* Do this
Scan the lines below for the word "selected". Copy each line you find it in.
-- START OF Excerpted data --
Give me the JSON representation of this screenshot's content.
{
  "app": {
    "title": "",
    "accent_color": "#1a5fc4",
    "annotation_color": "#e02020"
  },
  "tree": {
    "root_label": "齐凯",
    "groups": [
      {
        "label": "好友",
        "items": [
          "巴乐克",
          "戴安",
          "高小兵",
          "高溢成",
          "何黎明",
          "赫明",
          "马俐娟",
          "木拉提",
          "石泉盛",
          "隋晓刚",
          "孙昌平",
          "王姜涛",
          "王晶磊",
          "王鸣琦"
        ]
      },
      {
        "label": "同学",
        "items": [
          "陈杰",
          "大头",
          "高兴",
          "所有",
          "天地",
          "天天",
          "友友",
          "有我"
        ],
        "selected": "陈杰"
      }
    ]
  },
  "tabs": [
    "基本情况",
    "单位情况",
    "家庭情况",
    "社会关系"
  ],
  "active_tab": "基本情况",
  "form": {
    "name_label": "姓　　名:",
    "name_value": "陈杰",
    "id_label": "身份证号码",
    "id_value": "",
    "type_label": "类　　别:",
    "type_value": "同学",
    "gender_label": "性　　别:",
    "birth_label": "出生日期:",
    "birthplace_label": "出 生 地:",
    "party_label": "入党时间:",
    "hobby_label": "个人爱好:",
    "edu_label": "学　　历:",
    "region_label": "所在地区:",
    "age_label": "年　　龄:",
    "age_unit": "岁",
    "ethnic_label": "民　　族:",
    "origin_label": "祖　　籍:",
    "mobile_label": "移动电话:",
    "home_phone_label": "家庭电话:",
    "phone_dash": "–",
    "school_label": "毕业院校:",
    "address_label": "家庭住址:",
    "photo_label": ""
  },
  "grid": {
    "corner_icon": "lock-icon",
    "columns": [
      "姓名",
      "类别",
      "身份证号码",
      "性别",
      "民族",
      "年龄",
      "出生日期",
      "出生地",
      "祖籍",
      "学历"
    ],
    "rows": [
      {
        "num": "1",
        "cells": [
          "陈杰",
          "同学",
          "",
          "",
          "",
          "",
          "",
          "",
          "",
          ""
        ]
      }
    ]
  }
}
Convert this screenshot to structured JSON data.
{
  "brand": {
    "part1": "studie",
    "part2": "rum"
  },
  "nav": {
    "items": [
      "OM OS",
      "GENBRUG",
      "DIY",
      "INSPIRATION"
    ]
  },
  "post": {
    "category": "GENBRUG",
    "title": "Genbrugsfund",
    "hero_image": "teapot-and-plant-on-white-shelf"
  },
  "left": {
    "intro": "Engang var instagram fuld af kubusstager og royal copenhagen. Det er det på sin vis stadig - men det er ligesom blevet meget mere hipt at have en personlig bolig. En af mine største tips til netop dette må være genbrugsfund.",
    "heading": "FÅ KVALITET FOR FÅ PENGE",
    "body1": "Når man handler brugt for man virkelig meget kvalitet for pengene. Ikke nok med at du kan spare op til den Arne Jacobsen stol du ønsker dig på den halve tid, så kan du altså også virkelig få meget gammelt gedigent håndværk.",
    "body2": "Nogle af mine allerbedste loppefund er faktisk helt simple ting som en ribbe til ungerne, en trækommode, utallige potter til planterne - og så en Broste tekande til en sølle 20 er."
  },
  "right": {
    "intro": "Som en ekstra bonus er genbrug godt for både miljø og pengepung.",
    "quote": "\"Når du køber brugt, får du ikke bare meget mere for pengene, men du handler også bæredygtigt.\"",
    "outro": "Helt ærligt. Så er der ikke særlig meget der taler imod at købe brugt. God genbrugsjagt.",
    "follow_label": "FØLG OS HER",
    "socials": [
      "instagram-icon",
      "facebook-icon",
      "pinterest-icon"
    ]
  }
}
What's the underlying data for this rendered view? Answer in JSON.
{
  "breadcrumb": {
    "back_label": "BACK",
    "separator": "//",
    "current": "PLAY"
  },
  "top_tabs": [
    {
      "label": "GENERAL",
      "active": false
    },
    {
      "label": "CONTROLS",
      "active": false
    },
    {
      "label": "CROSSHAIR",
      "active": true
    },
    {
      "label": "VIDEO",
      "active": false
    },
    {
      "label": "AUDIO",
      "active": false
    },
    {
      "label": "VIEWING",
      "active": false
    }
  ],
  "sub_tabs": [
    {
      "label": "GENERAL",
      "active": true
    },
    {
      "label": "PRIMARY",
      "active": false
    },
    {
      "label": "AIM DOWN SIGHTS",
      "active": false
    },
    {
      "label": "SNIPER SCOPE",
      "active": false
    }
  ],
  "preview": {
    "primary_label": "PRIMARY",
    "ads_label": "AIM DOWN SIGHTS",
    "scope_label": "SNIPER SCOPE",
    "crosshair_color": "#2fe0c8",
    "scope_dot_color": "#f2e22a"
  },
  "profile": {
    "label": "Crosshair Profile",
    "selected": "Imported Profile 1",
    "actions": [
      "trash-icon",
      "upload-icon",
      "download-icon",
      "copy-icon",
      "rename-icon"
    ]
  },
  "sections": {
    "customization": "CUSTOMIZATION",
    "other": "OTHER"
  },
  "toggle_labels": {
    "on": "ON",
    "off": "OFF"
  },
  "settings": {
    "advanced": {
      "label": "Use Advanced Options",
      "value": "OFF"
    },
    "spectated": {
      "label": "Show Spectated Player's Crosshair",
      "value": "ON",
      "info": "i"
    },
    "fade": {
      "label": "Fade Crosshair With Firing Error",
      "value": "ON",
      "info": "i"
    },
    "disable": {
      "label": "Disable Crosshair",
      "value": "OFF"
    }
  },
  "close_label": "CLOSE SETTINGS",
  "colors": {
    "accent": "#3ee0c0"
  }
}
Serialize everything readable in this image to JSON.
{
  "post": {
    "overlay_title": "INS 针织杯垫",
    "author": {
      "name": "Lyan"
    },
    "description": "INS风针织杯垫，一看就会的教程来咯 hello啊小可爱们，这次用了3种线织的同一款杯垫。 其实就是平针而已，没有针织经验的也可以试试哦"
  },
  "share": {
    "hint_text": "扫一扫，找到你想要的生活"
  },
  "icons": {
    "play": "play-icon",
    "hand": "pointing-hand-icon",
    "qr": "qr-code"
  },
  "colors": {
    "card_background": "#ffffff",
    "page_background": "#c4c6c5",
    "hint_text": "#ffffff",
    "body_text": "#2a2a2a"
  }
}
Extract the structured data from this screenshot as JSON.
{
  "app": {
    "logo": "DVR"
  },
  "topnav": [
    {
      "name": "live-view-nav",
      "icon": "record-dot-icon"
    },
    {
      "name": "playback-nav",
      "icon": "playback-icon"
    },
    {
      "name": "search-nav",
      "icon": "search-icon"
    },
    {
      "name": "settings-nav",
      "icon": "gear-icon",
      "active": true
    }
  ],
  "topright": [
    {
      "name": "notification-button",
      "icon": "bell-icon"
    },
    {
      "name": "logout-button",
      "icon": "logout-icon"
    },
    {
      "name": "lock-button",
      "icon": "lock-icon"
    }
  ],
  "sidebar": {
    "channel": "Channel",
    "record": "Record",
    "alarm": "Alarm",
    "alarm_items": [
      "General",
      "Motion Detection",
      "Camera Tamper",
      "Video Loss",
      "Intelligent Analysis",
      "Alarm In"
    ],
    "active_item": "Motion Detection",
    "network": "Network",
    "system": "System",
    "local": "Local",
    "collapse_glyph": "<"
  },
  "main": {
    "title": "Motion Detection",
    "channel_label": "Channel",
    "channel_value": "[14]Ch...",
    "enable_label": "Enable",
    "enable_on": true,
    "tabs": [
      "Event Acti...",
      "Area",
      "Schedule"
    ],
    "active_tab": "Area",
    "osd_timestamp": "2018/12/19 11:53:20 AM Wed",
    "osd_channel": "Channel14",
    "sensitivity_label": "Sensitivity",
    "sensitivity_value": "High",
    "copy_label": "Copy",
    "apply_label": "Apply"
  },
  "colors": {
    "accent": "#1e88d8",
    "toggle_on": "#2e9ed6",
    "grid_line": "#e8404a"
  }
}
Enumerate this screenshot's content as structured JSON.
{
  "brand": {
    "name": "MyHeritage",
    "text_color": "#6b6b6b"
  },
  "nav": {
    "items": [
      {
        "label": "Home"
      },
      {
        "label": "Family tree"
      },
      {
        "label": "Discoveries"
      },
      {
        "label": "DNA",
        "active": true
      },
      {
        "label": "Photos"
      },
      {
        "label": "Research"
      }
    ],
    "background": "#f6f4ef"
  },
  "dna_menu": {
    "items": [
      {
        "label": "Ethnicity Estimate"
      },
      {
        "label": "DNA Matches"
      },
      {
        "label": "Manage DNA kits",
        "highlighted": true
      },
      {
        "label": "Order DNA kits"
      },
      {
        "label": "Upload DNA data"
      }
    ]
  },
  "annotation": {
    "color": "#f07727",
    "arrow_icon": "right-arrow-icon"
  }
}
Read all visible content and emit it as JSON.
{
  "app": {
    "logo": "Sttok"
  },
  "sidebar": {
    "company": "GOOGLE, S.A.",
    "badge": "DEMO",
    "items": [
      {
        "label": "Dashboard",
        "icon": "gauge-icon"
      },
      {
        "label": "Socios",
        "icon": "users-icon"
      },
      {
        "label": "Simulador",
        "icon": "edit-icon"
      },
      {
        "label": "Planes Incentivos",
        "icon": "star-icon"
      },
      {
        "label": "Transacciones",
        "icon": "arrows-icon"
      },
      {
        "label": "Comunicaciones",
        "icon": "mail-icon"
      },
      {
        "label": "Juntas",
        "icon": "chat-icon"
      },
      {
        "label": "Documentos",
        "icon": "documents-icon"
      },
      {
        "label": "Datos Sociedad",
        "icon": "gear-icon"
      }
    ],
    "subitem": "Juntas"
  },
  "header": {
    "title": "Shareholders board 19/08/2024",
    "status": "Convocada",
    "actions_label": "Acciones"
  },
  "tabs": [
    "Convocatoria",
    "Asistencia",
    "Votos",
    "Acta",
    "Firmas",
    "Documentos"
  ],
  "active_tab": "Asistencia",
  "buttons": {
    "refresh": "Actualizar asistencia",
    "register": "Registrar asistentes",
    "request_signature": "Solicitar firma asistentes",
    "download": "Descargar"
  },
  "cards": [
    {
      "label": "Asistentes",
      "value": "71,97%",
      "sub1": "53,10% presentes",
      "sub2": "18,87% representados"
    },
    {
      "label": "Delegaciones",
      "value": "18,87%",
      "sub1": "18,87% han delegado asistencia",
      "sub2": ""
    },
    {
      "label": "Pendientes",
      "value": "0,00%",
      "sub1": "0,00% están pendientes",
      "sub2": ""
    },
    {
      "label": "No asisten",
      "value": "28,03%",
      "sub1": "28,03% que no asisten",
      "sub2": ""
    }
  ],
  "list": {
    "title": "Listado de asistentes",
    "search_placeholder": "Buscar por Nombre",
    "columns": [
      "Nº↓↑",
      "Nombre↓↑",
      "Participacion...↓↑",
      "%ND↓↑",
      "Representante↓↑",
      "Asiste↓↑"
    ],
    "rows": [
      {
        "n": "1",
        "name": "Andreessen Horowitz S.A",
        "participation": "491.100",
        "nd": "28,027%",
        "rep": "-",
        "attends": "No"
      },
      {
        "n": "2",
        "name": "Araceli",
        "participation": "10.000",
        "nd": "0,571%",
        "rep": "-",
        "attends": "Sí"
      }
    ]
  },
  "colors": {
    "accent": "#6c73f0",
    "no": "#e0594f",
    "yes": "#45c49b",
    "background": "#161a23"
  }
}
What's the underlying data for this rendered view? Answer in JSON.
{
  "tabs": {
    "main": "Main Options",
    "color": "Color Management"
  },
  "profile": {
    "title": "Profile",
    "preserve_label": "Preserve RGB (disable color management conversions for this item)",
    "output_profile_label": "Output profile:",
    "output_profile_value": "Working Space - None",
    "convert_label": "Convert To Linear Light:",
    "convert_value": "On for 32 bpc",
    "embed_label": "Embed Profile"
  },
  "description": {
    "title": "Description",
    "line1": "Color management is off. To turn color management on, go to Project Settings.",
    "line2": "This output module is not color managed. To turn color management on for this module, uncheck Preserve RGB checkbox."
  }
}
-- END OF Excerpted data --
* Complete output
        "selected": "陈杰"
    "selected": "Imported Profile 1",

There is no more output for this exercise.